WHAT YOU WILL DO: Omit the images, then output each of the records below exactly.

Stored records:
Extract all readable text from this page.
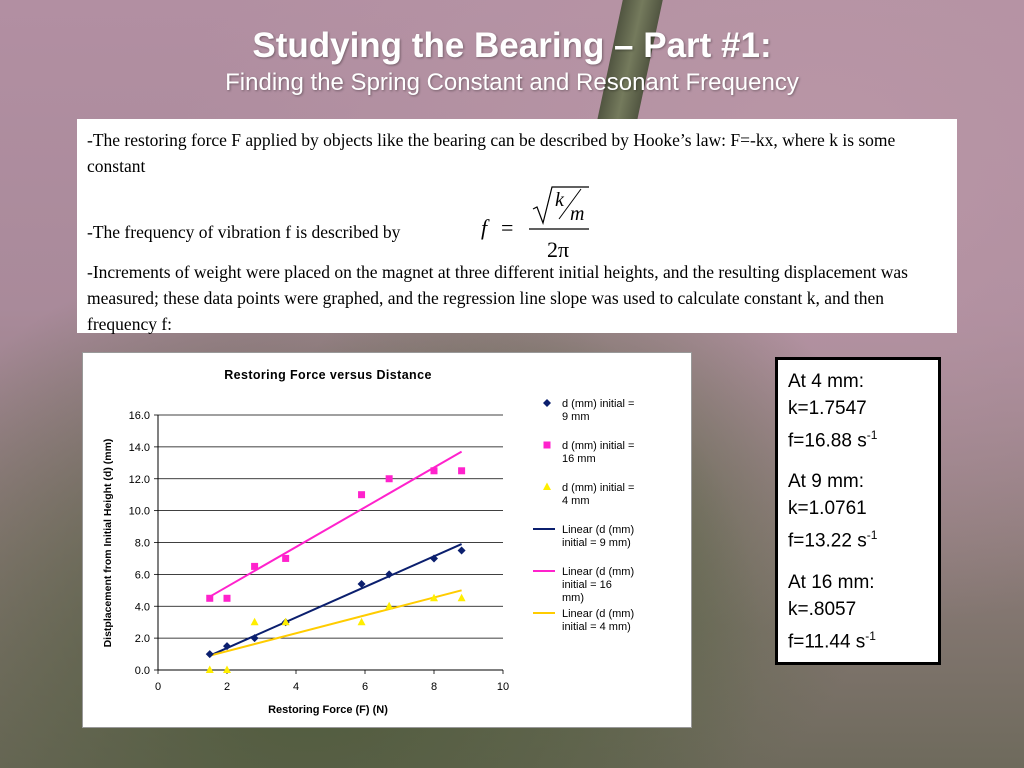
Studying the Bearing – Part #1:
Finding the Spring Constant and Resonant Frequency

-The restoring force F applied by objects like the bearing can be described by Hooke’s law: F=-kx, where k is some constant

-The frequency of vibration f is described by	f =
k
m
2π

-Increments of weight were placed on the magnet at three different initial heights, and the resulting displacement was measured; these data points were graphed, and the regression line slope was used to calculate constant k, and then frequency f:

Restoring Force versus Distance
Restoring Force (F) (N)
Distplacement from Initial Height (d) (mm)
0.0
2.0
4.0
6.0
8.0
10.0
12.0
14.0
16.0
0	2	4	6	8	10
d (mm) initial =
9 mm
d (mm) initial =
16 mm
d (mm) initial =
4 mm
Linear (d (mm)
initial = 9 mm)
Linear (d (mm)
initial = 16
mm)
Linear (d (mm)
initial = 4 mm)
At 4 mm:
k=1.7547
f=16.88 $s^{-1}$
At 9 mm:
k=1.0761
f=13.22 $s^{-1}$
At 16 mm:
k=.8057
f=11.44 $s^{-1}$
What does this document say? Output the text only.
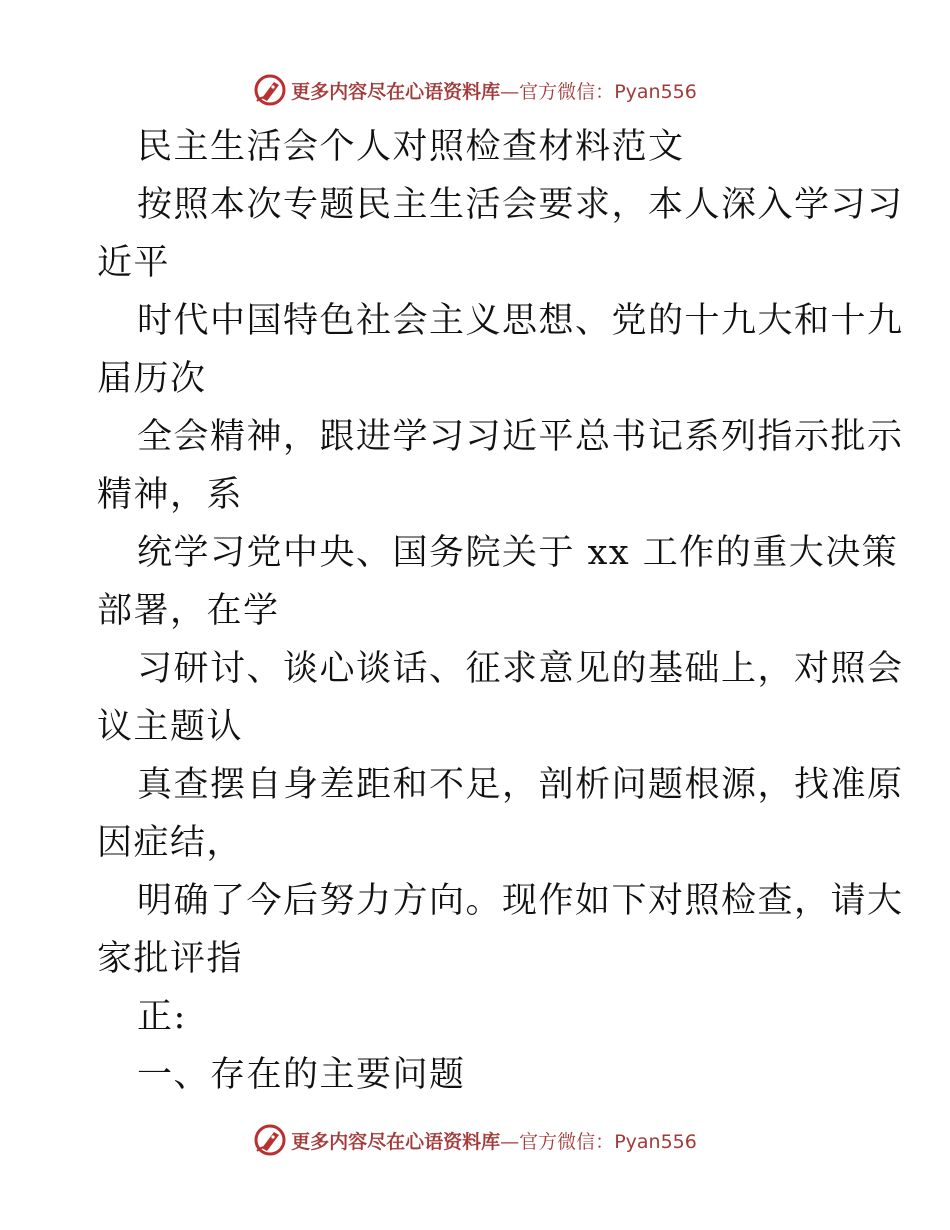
更多内容尽在心语资料库—官方微信：Pyan556
民主生活会个人对照检查材料范文
按照本次专题民主生活会要求，本人深入学习习
近平
时代中国特色社会主义思想、党的十九大和十九
届历次
全会精神，跟进学习习近平总书记系列指示批示
精神，系
统学习党中央、国务院关于 xx 工作的重大决策
部署，在学
习研讨、谈心谈话、征求意见的基础上，对照会
议主题认
真查摆自身差距和不足，剖析问题根源，找准原
因症结，
明确了今后努力方向。现作如下对照检查，请大
家批评指
正:
一、存在的主要问题
更多内容尽在心语资料库—官方微信：Pyan556
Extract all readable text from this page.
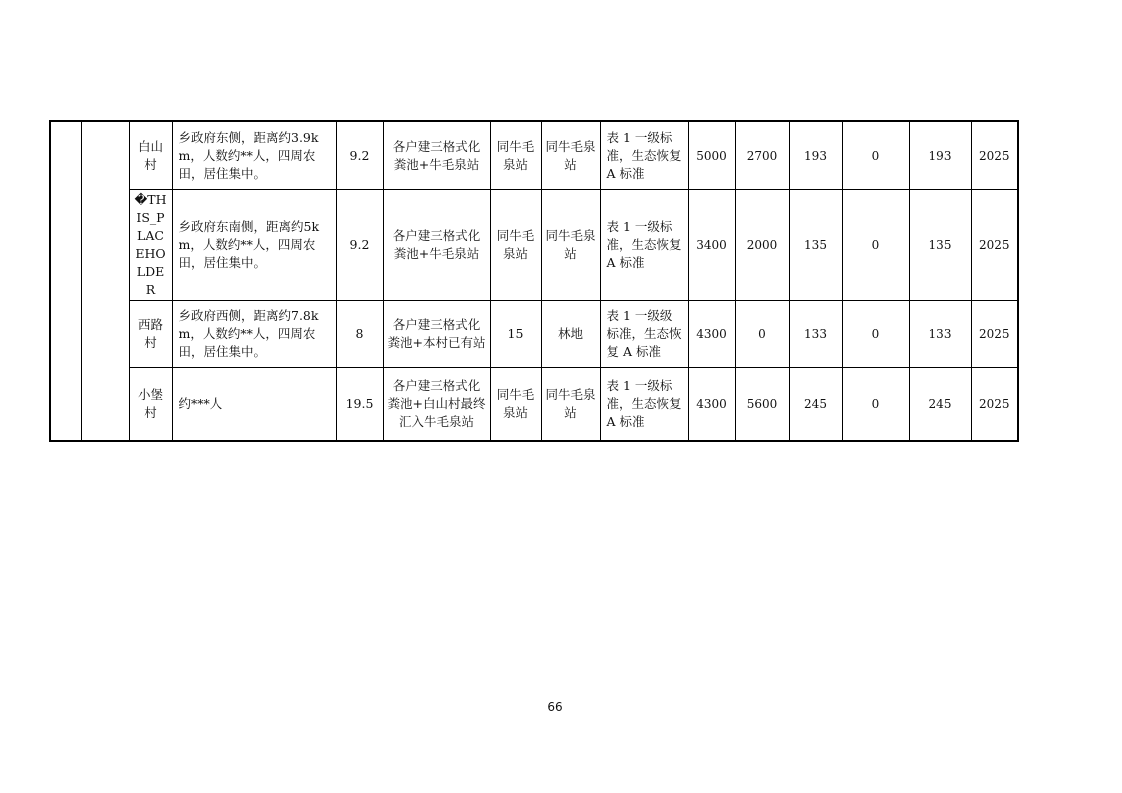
		白山村	乡政府东侧，距离约3.9km，人数约**人，四周农田，居住集中。	9.2	各户建三格式化粪池+牛毛泉站	同牛毛泉站	同牛毛泉站	表 1 一级标准，生态恢复 A 标准	5000	2700	193	0	193	2025
		�THIS_PLACEHOLDER	乡政府东南侧，距离约5km，人数约**人，四周农田，居住集中。	9.2	各户建三格式化粪池+牛毛泉站	同牛毛泉站	同牛毛泉站	表 1 一级标准，生态恢复 A 标准	3400	2000	135	0	135	2025
		西路村	乡政府西侧，距离约7.8km，人数约**人，四周农田，居住集中。	8	各户建三格式化粪池+本村已有站	15	林地	表 1 一级级标准，生态恢复 A 标准	4300	0	133	0	133	2025
		小堡村	约***人	19.5	各户建三格式化粪池+白山村最终汇入牛毛泉站	同牛毛泉站	同牛毛泉站	表 1 一级标准，生态恢复 A 标准	4300	5600	245	0	245	2025
66
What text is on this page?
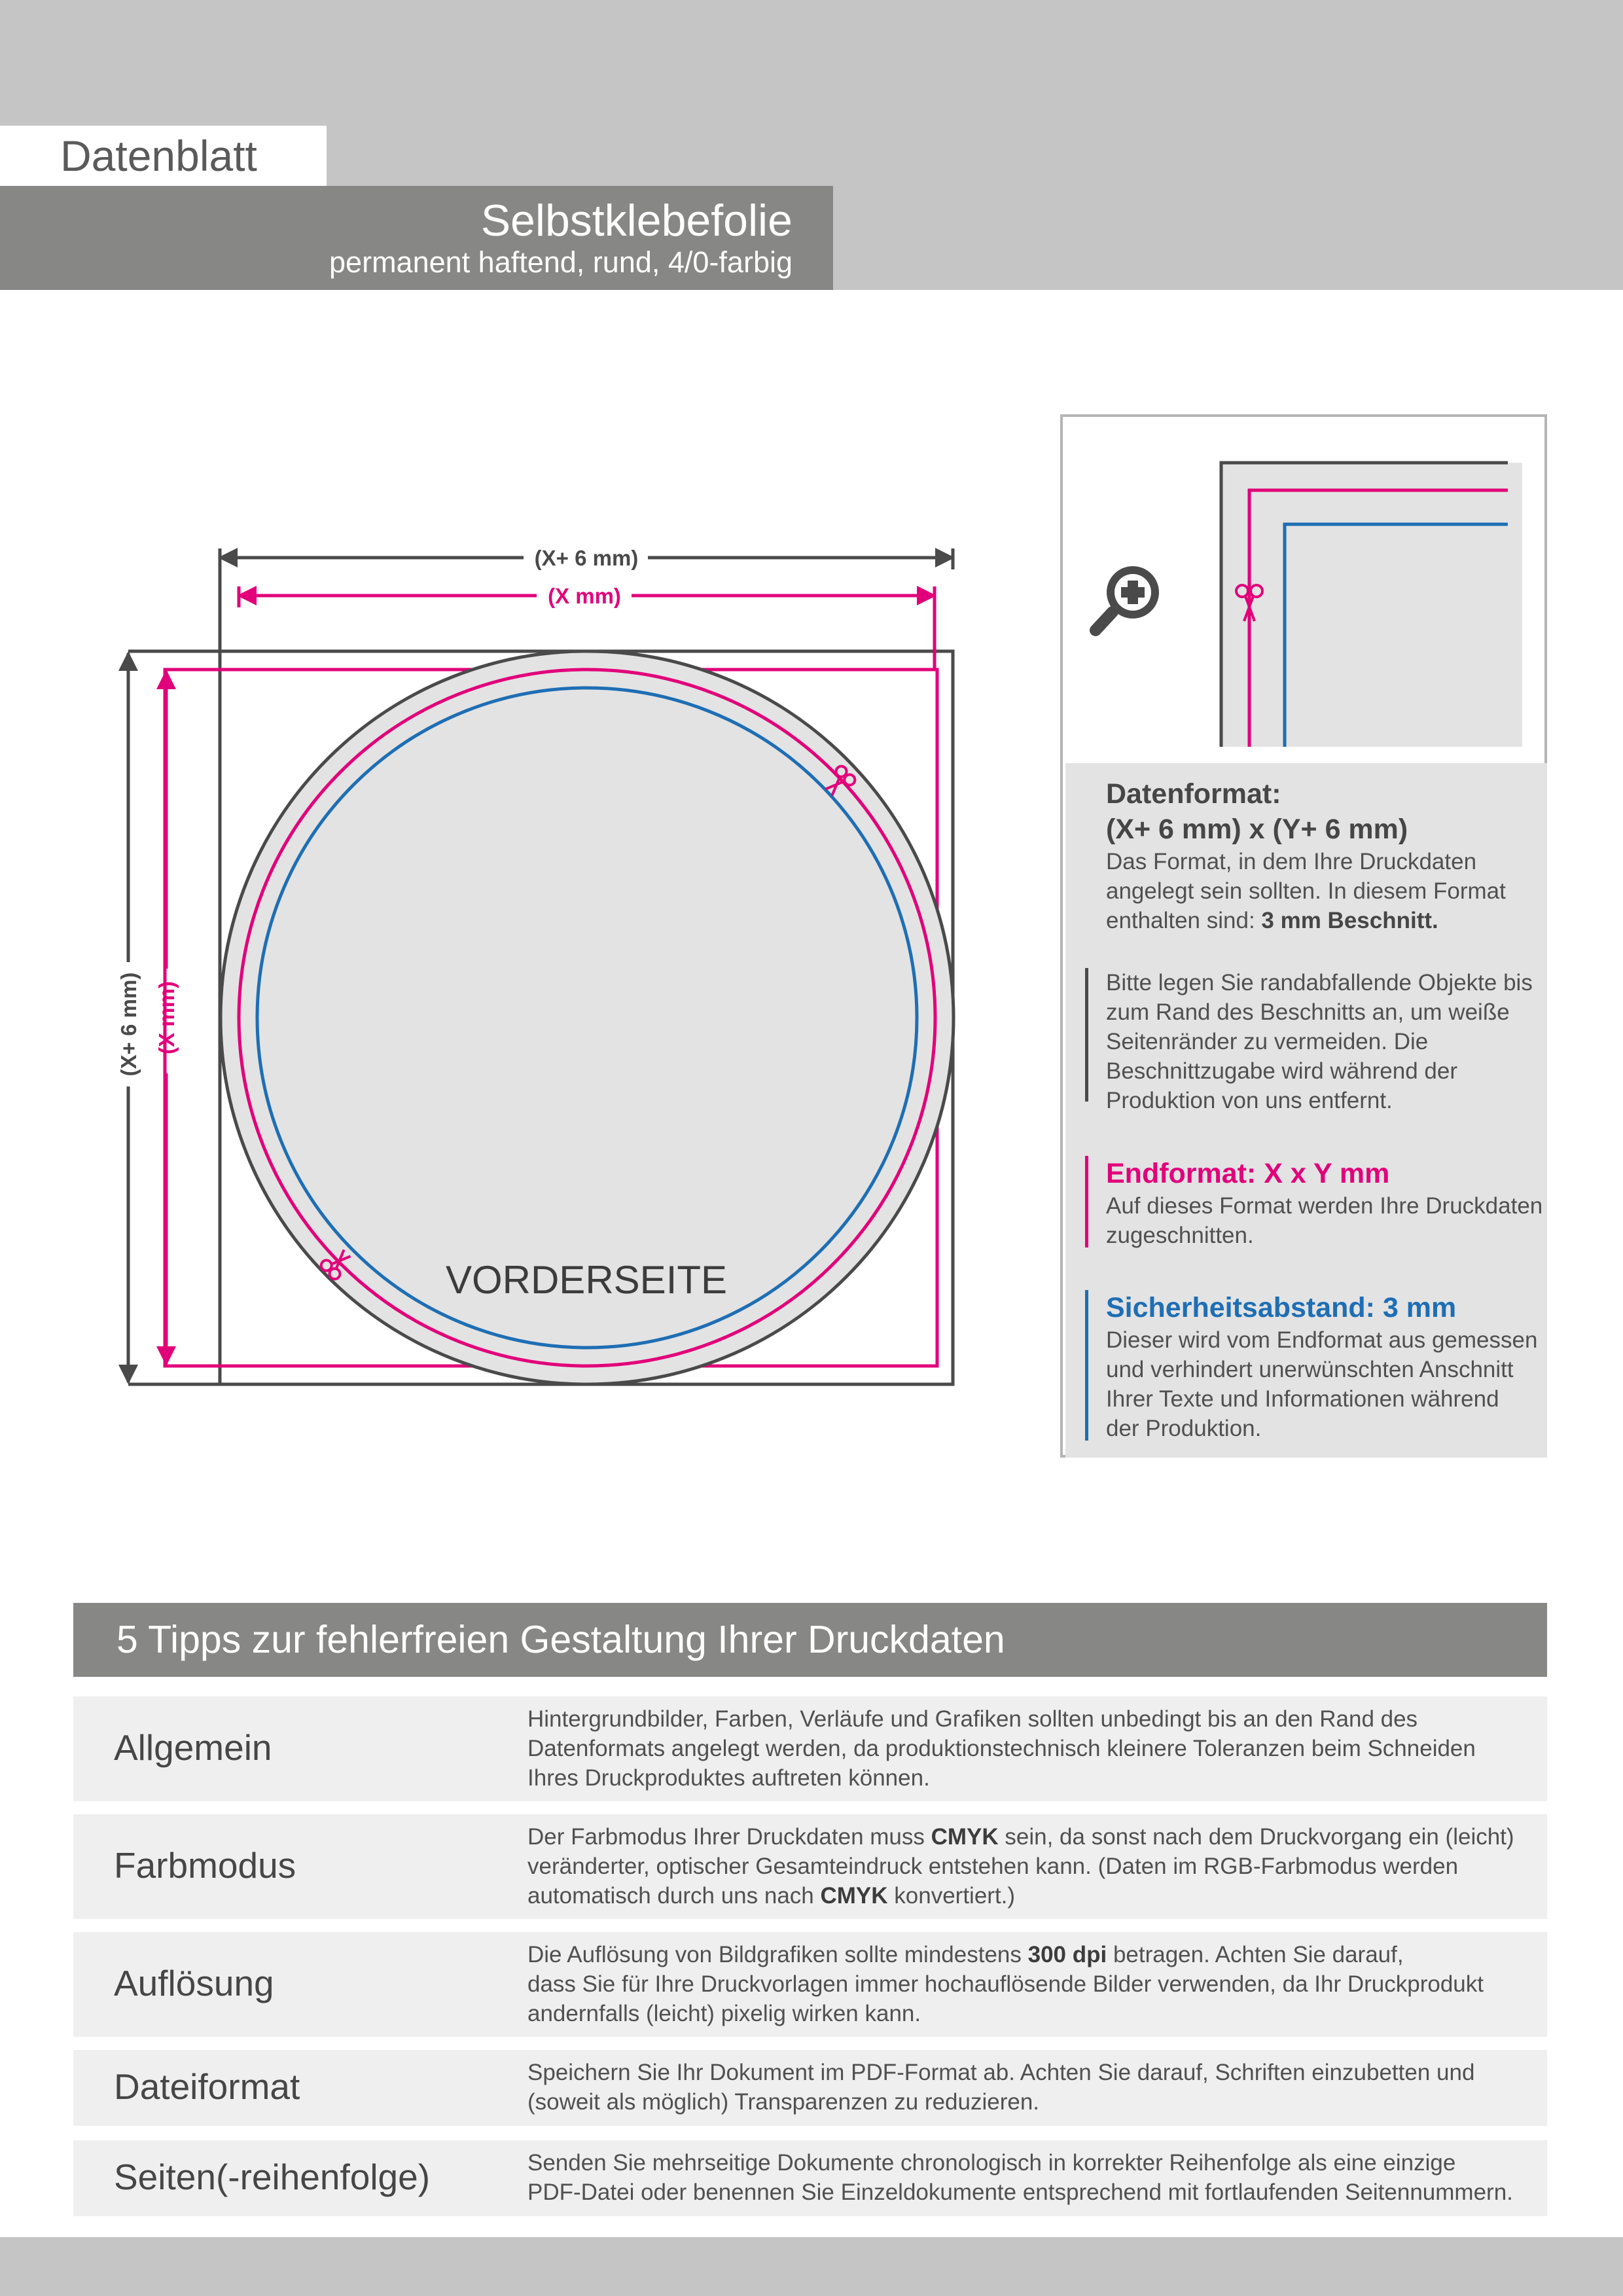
Datenblatt
Selbstklebefolie
permanent haftend, rund, 4/0-farbig
(X+ 6 mm)
(X mm)
(X+ 6 mm) (X mm)
VORDERSEITE
Datenformat:
(X+ 6 mm) x (Y+ 6 mm)
Das Format, in dem Ihre Druckdaten
angelegt sein sollten. In diesem Format
enthalten sind: 3 mm Beschnitt.
Bitte legen Sie randabfallende Objekte bis
zum Rand des Beschnitts an, um weiße
Seitenränder zu vermeiden. Die
Beschnittzugabe wird während der
Produktion von uns entfernt.
Endformat: X x Y mm
Auf dieses Format werden Ihre Druckdaten
zugeschnitten.
Sicherheitsabstand: 3 mm
Dieser wird vom Endformat aus gemessen
und verhindert unerwünschten Anschnitt
Ihrer Texte und Informationen während
der Produktion.
5 Tipps zur fehlerfreien Gestaltung Ihrer Druckdaten
Allgemein
Hintergrundbilder, Farben, Verläufe und Grafiken sollten unbedingt bis an den Rand des
Datenformats angelegt werden, da produktionstechnisch kleinere Toleranzen beim Schneiden
Ihres Druckproduktes auftreten können.
Farbmodus
Der Farbmodus Ihrer Druckdaten muss CMYK sein, da sonst nach dem Druckvorgang ein (leicht)
veränderter, optischer Gesamteindruck entstehen kann. (Daten im RGB-Farbmodus werden
automatisch durch uns nach CMYK konvertiert.)
Auflösung
Die Auflösung von Bildgrafiken sollte mindestens 300 dpi betragen. Achten Sie darauf,
dass Sie für Ihre Druckvorlagen immer hochauflösende Bilder verwenden, da Ihr Druckprodukt
andernfalls (leicht) pixelig wirken kann.
Dateiformat	Speichern Sie Ihr Dokument im PDF-Format ab. Achten Sie darauf, Schriften einzubetten und
(soweit als möglich) Transparenzen zu reduzieren.
Seiten(-reihenfolge)	Senden Sie mehrseitige Dokumente chronologisch in korrekter Reihenfolge als eine einzige
PDF-Datei oder benennen Sie Einzeldokumente entsprechend mit fortlaufenden Seitennummern.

REPLY:
Extract all readable text from this page.
Studying the Bearing – Part #1:
Finding the Spring Constant and Resonant Frequency

-The restoring force F applied by objects like the bearing can be described by Hooke’s law: F=-kx, where k is some constant

-The frequency of vibration f is described by	f =
k
m
2π

-Increments of weight were placed on the magnet at three different initial heights, and the resulting displacement was measured; these data points were graphed, and the regression line slope was used to calculate constant k, and then frequency f:

Restoring Force versus Distance
Restoring Force (F) (N)
Distplacement from Initial Height (d) (mm)
0.0
2.0
4.0
6.0
8.0
10.0
12.0
14.0
16.0
0	2	4	6	8	10
d (mm) initial =
9 mm
d (mm) initial =
16 mm
d (mm) initial =
4 mm
Linear (d (mm)
initial = 9 mm)
Linear (d (mm)
initial = 16
mm)
Linear (d (mm)
initial = 4 mm)
At 4 mm:
k=1.7547
f=16.88 $s^{-1}$
At 9 mm:
k=1.0761
f=13.22 $s^{-1}$
At 16 mm:
k=.8057
f=11.44 $s^{-1}$
What does this document say? Output the text only.
更多内容尽在心语资料库—官方微信：Pyan556
民主生活会个人对照检查材料范文
按照本次专题民主生活会要求，本人深入学习习
近平
时代中国特色社会主义思想、党的十九大和十九
届历次
全会精神，跟进学习习近平总书记系列指示批示
精神，系
统学习党中央、国务院关于 xx 工作的重大决策
部署，在学
习研讨、谈心谈话、征求意见的基础上，对照会
议主题认
真查摆自身差距和不足，剖析问题根源，找准原
因症结，
明确了今后努力方向。现作如下对照检查，请大
家批评指
正:
一、存在的主要问题
更多内容尽在心语资料库—官方微信：Pyan556
Extract all readable text from this page.
		白山村	乡政府东侧，距离约3.9km，人数约**人，四周农田，居住集中。	9.2	各户建三格式化粪池+牛毛泉站	同牛毛泉站	同牛毛泉站	表 1 一级标准，生态恢复 A 标准	5000	2700	193	0	193	2025
		�THIS_PLACEHOLDER	乡政府东南侧，距离约5km，人数约**人，四周农田，居住集中。	9.2	各户建三格式化粪池+牛毛泉站	同牛毛泉站	同牛毛泉站	表 1 一级标准，生态恢复 A 标准	3400	2000	135	0	135	2025
		西路村	乡政府西侧，距离约7.8km，人数约**人，四周农田，居住集中。	8	各户建三格式化粪池+本村已有站	15	林地	表 1 一级级标准，生态恢复 A 标准	4300	0	133	0	133	2025
		小堡村	约***人	19.5	各户建三格式化粪池+白山村最终汇入牛毛泉站	同牛毛泉站	同牛毛泉站	表 1 一级标准，生态恢复 A 标准	4300	5600	245	0	245	2025
66
What text is on this page?
Datenblatt
Selbstklebefolie
permanent haftend, rund, 4/0-farbig
(X+ 6 mm)
(X mm)
(X+ 6 mm) (X mm)
VORDERSEITE
Datenformat:
(X+ 6 mm) x (Y+ 6 mm)
Das Format, in dem Ihre Druckdaten
angelegt sein sollten. In diesem Format
enthalten sind: 3 mm Beschnitt.
Bitte legen Sie randabfallende Objekte bis
zum Rand des Beschnitts an, um weiße
Seitenränder zu vermeiden. Die
Beschnittzugabe wird während der
Produktion von uns entfernt.
Endformat: X x Y mm
Auf dieses Format werden Ihre Druckdaten
zugeschnitten.
Sicherheitsabstand: 3 mm
Dieser wird vom Endformat aus gemessen
und verhindert unerwünschten Anschnitt
Ihrer Texte und Informationen während
der Produktion.
5 Tipps zur fehlerfreien Gestaltung Ihrer Druckdaten
Allgemein
Hintergrundbilder, Farben, Verläufe und Grafiken sollten unbedingt bis an den Rand des
Datenformats angelegt werden, da produktionstechnisch kleinere Toleranzen beim Schneiden
Ihres Druckproduktes auftreten können.
Farbmodus
Der Farbmodus Ihrer Druckdaten muss CMYK sein, da sonst nach dem Druckvorgang ein (leicht)
veränderter, optischer Gesamteindruck entstehen kann. (Daten im RGB-Farbmodus werden
automatisch durch uns nach CMYK konvertiert.)
Auflösung
Die Auflösung von Bildgrafiken sollte mindestens 300 dpi betragen. Achten Sie darauf,
dass Sie für Ihre Druckvorlagen immer hochauflösende Bilder verwenden, da Ihr Druckprodukt
andernfalls (leicht) pixelig wirken kann.
Dateiformat	Speichern Sie Ihr Dokument im PDF-Format ab. Achten Sie darauf, Schriften einzubetten und
(soweit als möglich) Transparenzen zu reduzieren.
Seiten(-reihenfolge)	Senden Sie mehrseitige Dokumente chronologisch in korrekter Reihenfolge als eine einzige
PDF-Datei oder benennen Sie Einzeldokumente entsprechend mit fortlaufenden Seitennummern.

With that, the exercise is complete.